SET EXERCISE >>
Print all of the entries exactly, minus the pictures.

========================================================================

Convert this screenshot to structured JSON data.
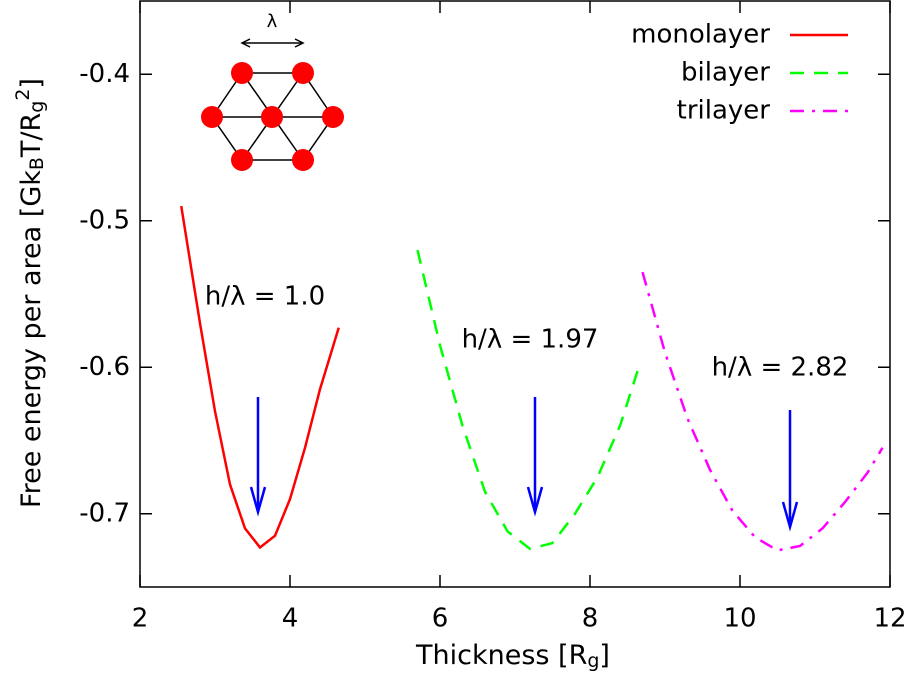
{
  "chart_data": {
    "type": "line",
    "xlabel_parts": [
      {
        "text": "Thickness [R"
      },
      {
        "text": "g",
        "sub": true
      },
      {
        "text": "]"
      }
    ],
    "ylabel_parts": [
      {
        "text": "Free energy per area [Gk"
      },
      {
        "text": "B",
        "sub": true
      },
      {
        "text": "T/R"
      },
      {
        "text": "g",
        "sub": true
      },
      {
        "text": "2",
        "sup": true
      },
      {
        "text": "]"
      }
    ],
    "xlim": [
      2,
      12
    ],
    "xticks": [
      2,
      4,
      6,
      8,
      10,
      12
    ],
    "ylim": [
      -0.75,
      -0.35
    ],
    "yticks": [
      -0.4,
      -0.5,
      -0.6,
      -0.7
    ],
    "legend": "top-right",
    "series": [
      {
        "name": "monolayer",
        "color": "#ff0000",
        "line_style": "solid",
        "x": [
          2.55,
          2.8,
          3.0,
          3.2,
          3.4,
          3.6,
          3.8,
          4.0,
          4.2,
          4.4,
          4.65
        ],
        "values": [
          -0.49,
          -0.57,
          -0.63,
          -0.68,
          -0.71,
          -0.723,
          -0.715,
          -0.69,
          -0.655,
          -0.615,
          -0.573
        ]
      },
      {
        "name": "bilayer",
        "color": "#00ff00",
        "line_style": "dashed",
        "x": [
          5.7,
          6.0,
          6.3,
          6.6,
          6.9,
          7.2,
          7.5,
          7.8,
          8.1,
          8.4,
          8.65
        ],
        "values": [
          -0.52,
          -0.585,
          -0.64,
          -0.685,
          -0.712,
          -0.724,
          -0.72,
          -0.7,
          -0.675,
          -0.64,
          -0.6
        ]
      },
      {
        "name": "trilayer",
        "color": "#ff00ff",
        "line_style": "dashdot",
        "x": [
          8.7,
          9.0,
          9.3,
          9.6,
          9.9,
          10.2,
          10.5,
          10.8,
          11.1,
          11.4,
          11.7,
          11.9
        ],
        "values": [
          -0.535,
          -0.59,
          -0.635,
          -0.67,
          -0.698,
          -0.716,
          -0.725,
          -0.722,
          -0.71,
          -0.692,
          -0.672,
          -0.655
        ]
      }
    ],
    "annotations": [
      "h/λ = 1.0",
      "h/λ = 1.97",
      "h/λ = 2.82"
    ],
    "inset_label": "λ"
  }
}
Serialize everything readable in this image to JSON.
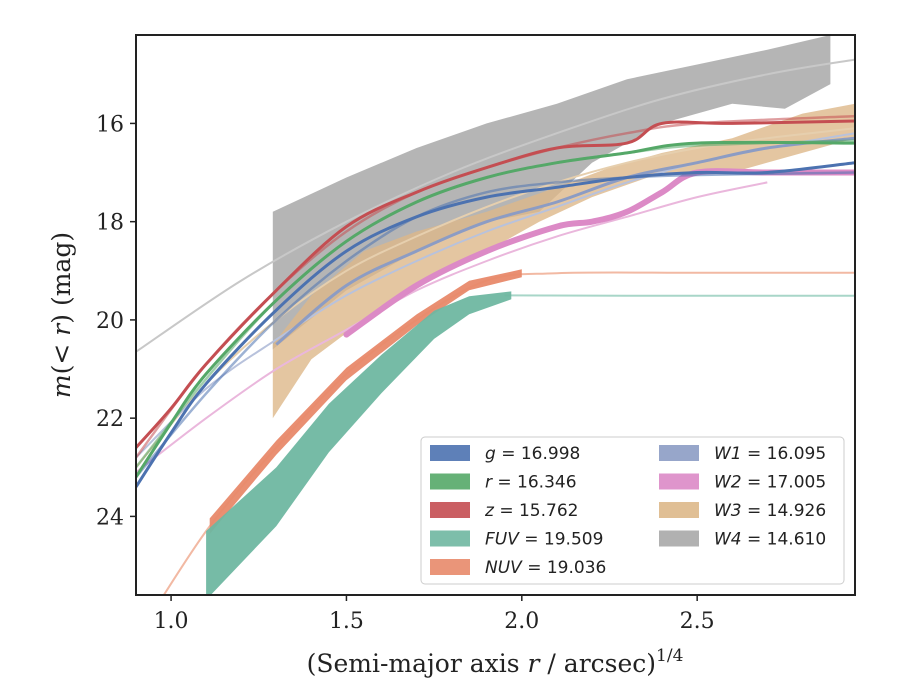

========================================================================

SOLUTION >>
Convert this screenshot to structured JSON data.
{
  "chart_data": {
    "type": "line",
    "xlabel_parts": [
      {
        "text": "Thickness [R"
      },
      {
        "text": "g",
        "sub": true
      },
      {
        "text": "]"
      }
    ],
    "ylabel_parts": [
      {
        "text": "Free energy per area [Gk"
      },
      {
        "text": "B",
        "sub": true
      },
      {
        "text": "T/R"
      },
      {
        "text": "g",
        "sub": true
      },
      {
        "text": "2",
        "sup": true
      },
      {
        "text": "]"
      }
    ],
    "xlim": [
      2,
      12
    ],
    "xticks": [
      2,
      4,
      6,
      8,
      10,
      12
    ],
    "ylim": [
      -0.75,
      -0.35
    ],
    "yticks": [
      -0.4,
      -0.5,
      -0.6,
      -0.7
    ],
    "legend": "top-right",
    "series": [
      {
        "name": "monolayer",
        "color": "#ff0000",
        "line_style": "solid",
        "x": [
          2.55,
          2.8,
          3.0,
          3.2,
          3.4,
          3.6,
          3.8,
          4.0,
          4.2,
          4.4,
          4.65
        ],
        "values": [
          -0.49,
          -0.57,
          -0.63,
          -0.68,
          -0.71,
          -0.723,
          -0.715,
          -0.69,
          -0.655,
          -0.615,
          -0.573
        ]
      },
      {
        "name": "bilayer",
        "color": "#00ff00",
        "line_style": "dashed",
        "x": [
          5.7,
          6.0,
          6.3,
          6.6,
          6.9,
          7.2,
          7.5,
          7.8,
          8.1,
          8.4,
          8.65
        ],
        "values": [
          -0.52,
          -0.585,
          -0.64,
          -0.685,
          -0.712,
          -0.724,
          -0.72,
          -0.7,
          -0.675,
          -0.64,
          -0.6
        ]
      },
      {
        "name": "trilayer",
        "color": "#ff00ff",
        "line_style": "dashdot",
        "x": [
          8.7,
          9.0,
          9.3,
          9.6,
          9.9,
          10.2,
          10.5,
          10.8,
          11.1,
          11.4,
          11.7,
          11.9
        ],
        "values": [
          -0.535,
          -0.59,
          -0.635,
          -0.67,
          -0.698,
          -0.716,
          -0.725,
          -0.722,
          -0.71,
          -0.692,
          -0.672,
          -0.655
        ]
      }
    ],
    "annotations": [
      "h/λ = 1.0",
      "h/λ = 1.97",
      "h/λ = 2.82"
    ],
    "inset_label": "λ"
  }
}
Serialize everything readable in this image to JSON.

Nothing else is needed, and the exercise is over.